> [TUGAS]: Tuliskan lanjutan teks tentang inokulasi mikroba, dimulai setelah kalimat terakhirnya.

=== BLOK TEKS ===

Inokulasi adalah teknik pemindahan mikroba dari medium yang lama ke medium yang baru.
Pemindahan biakan mikroba yang dibiakkan harus dengan hati-hati agar tidak terjadi kontaminasi.
Oleh karena itu, diperlukan metode inokulasi dalam perkembangbiakan mikroorganisme agar
mendapatkan mikroba yang diinginkan (Dwidjoseputro, 2005). Inokulasi merupakan pemindahan
mikroorganisme dari tempat atau sumber asalnya ke media baru yang telah dibuat sebelumnya.
Dimana pada inokulasi masih didapatkan biakan campuran berbagai jenis populasi
mikroorganisme.
Metode – metode yang biasa digunakan dalam inokulasi mikroorganisme ialah metode sebar
(spread plate) dan metode tuang (pour plate). Metode spread plate adalah suatu teknik untuk
menumbuhkan mikroorganisme dengan cara meratakan suspensi pada permukaan agar yang telah
mengeras menggunakan drugalsky agar mikroba tumbuh merata di cawan (Ramadhani, 2014).
Metode pour plate adalah teknik menumbuhkan mikroorganisme pada media agar dengan cara
meletakkan suspensi diantara media (Harley dan Presscot, 2002). Salah-satu proses penting dalam
inokulasi ialah pengenceran bertingkat. Pengenceran bertingkat dilakukan untuk mengurangi
jumlah mikroba sehingga koloni pada cawan tidak berhimpitan. Pengenceran bertingkat
menggunakan larutan fisiologis 0,85%. Mikroba yang diinokulasi ditumbuhkan pada suatu media
sebagai sumber nutrisi.

=== DATA YANG DIBERIKAN ===

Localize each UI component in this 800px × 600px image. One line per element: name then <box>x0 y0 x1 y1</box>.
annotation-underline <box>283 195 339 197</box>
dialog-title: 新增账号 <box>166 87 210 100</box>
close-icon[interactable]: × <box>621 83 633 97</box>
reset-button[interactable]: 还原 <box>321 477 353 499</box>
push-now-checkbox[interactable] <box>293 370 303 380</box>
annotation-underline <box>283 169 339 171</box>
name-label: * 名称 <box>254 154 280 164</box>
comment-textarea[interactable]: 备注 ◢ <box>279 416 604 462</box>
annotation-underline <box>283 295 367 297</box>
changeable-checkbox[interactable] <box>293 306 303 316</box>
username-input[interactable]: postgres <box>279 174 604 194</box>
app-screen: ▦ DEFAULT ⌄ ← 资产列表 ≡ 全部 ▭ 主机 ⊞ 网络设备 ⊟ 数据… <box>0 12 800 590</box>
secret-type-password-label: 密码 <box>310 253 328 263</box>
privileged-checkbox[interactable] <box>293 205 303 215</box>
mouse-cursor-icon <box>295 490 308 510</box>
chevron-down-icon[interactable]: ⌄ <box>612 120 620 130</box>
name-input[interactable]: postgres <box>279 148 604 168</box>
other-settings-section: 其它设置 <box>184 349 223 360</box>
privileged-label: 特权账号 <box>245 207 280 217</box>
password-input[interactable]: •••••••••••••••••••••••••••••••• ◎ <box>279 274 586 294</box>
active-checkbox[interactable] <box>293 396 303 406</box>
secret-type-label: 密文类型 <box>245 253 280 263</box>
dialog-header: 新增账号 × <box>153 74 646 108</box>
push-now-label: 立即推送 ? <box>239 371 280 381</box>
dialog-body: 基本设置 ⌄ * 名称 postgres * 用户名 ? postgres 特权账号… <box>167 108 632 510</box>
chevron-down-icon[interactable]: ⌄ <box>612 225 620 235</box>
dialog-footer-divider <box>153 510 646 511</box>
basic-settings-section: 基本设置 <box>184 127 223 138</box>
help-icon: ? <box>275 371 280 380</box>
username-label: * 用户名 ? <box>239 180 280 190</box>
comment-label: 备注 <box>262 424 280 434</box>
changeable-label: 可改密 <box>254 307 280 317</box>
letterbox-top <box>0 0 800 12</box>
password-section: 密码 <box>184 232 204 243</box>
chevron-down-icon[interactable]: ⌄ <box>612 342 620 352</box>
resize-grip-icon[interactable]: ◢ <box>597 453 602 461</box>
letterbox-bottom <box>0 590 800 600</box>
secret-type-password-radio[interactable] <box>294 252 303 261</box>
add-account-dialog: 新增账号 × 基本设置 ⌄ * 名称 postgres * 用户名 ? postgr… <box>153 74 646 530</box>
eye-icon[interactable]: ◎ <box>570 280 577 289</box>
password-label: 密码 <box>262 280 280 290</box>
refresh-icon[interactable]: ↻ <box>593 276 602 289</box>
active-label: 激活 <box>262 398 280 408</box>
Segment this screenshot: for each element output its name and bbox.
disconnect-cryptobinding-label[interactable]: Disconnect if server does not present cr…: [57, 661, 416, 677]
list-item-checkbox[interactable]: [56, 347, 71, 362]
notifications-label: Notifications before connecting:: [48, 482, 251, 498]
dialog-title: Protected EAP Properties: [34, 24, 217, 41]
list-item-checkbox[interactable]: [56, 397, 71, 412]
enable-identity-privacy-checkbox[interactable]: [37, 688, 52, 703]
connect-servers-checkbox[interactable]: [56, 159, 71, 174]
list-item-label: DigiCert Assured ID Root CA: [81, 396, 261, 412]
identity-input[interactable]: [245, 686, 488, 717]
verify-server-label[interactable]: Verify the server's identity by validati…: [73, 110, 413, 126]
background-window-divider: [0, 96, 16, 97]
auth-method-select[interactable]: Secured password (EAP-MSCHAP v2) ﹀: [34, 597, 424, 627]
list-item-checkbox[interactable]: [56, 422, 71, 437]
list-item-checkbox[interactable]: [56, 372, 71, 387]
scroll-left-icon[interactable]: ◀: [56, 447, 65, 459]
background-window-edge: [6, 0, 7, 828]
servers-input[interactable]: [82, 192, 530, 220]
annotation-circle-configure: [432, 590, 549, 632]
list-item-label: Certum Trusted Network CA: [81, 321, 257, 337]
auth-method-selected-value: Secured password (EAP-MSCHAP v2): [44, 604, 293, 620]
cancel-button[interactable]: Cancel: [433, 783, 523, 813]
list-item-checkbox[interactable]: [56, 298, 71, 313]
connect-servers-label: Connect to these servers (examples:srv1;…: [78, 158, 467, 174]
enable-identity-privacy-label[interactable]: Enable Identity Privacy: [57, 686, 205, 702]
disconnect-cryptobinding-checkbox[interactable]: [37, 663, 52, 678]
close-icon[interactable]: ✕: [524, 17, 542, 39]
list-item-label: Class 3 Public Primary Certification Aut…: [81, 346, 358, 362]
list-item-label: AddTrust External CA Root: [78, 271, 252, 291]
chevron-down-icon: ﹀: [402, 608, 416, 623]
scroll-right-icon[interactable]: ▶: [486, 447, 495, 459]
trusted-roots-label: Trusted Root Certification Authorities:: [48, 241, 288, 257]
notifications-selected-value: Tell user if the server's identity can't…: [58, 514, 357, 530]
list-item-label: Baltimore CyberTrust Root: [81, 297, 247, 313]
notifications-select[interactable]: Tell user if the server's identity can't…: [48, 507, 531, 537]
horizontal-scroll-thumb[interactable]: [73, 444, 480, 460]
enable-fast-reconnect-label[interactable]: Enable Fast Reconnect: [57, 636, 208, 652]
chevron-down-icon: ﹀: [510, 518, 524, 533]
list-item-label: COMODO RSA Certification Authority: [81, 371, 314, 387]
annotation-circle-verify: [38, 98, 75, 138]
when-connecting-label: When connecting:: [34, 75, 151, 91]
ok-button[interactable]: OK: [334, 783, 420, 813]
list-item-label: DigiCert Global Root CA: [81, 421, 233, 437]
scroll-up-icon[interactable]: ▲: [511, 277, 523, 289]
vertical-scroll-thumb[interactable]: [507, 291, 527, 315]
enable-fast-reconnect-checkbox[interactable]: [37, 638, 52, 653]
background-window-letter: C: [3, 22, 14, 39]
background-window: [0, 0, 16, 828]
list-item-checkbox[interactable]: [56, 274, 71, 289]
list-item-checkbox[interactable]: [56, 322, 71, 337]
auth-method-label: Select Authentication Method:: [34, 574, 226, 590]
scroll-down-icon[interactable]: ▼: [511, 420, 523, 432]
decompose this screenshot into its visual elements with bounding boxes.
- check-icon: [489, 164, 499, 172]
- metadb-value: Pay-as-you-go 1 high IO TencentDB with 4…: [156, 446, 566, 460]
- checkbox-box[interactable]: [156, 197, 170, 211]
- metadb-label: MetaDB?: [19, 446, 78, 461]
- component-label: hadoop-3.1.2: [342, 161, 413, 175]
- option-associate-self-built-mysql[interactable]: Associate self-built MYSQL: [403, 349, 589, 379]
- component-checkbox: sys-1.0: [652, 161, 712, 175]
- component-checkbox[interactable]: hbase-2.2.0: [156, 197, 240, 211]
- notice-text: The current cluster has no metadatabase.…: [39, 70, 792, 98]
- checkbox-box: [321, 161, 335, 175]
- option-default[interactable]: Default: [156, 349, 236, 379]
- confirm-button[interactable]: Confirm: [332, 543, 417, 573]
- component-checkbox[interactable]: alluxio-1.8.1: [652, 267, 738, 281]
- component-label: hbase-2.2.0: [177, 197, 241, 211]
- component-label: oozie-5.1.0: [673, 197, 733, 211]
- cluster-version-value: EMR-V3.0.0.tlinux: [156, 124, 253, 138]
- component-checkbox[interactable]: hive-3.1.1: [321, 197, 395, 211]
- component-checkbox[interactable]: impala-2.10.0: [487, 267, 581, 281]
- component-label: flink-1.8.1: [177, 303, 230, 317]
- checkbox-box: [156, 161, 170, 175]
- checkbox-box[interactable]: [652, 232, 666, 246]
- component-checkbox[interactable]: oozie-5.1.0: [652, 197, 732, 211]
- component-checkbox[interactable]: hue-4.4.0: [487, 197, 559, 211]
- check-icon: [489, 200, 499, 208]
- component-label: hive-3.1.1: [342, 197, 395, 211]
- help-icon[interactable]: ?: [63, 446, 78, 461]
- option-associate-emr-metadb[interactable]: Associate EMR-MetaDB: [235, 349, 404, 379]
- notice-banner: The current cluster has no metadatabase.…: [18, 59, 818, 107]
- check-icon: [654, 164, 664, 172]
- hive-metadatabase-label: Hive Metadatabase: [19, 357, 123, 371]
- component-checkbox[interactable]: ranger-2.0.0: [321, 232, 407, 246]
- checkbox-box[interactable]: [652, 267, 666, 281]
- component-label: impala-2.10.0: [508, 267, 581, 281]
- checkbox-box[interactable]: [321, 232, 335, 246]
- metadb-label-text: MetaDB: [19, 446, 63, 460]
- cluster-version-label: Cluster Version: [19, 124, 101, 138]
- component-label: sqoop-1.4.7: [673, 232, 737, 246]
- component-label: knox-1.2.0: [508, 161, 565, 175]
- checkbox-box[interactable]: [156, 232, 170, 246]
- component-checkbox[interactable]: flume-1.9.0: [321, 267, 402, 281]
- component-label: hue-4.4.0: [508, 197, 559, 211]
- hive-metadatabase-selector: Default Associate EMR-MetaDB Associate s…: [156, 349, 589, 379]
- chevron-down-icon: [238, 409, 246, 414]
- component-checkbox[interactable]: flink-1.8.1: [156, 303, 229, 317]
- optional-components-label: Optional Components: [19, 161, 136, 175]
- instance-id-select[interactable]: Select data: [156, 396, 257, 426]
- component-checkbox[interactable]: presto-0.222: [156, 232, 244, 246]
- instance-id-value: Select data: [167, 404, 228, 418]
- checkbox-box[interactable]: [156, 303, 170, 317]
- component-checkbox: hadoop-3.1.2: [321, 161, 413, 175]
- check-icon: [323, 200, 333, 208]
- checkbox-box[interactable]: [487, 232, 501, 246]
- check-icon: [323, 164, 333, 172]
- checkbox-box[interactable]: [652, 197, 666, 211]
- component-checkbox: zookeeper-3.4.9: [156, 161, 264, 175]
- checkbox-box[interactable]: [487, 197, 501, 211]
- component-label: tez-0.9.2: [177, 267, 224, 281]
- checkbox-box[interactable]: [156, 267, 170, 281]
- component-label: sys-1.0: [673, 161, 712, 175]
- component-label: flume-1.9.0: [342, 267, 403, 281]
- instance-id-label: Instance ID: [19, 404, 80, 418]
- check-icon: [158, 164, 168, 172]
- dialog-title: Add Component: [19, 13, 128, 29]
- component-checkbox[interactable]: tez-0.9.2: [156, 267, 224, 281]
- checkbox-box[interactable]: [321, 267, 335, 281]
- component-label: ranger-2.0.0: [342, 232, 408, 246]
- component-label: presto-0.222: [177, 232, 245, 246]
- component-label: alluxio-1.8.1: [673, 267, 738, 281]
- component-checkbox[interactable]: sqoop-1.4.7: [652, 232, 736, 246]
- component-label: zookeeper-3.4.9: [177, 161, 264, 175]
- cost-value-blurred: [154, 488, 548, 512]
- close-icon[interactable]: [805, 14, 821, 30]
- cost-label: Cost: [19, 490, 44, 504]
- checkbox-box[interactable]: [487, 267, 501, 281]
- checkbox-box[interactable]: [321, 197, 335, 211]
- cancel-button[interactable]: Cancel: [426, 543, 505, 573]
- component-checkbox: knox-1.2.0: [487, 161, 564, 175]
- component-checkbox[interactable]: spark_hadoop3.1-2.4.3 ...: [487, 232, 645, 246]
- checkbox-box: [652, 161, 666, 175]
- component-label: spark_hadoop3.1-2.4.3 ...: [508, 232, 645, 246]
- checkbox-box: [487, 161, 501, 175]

===

> [JAWABAN LATIHAN]:
Media pertumbuhan mikroba adalah suatu bahan yang terdiri atas campuran nutrisi yang
digunakan oleh suatu mikroorganisme untuk tumbuh dan berkembangbiak. Nutrisi yang umumnya
dibutuhkan dalam pertumbuhan mikroba ialah karbohidrat dan protein. Media yang efektif untuk
menumbuhkan bakteri ialah NA karena media NA mengandung banyak nitrogen yang dibutuhkan
oleh bakteri. NA (Nutrient Agar) adalah medium sintesis yang berfungsi untuk enumerasi mikroba
dan medium kultivasi. Komposisinya yaitu intisari peptikum dan sodium klorida 5 gram, ekstrak
daging sapi dan ekstrak khamir 1,5 gram, dan agar 15 gram. Intisari peptikum sebagai sumber
nitrogen, sodium klorida sebagai penyeimbang tekanan osmotik antara medium dan bakteri.
Adapun ekstrak sebagai sumber karbohidrat, vitamin, dan juga garam (Dwidjoseputro 2005).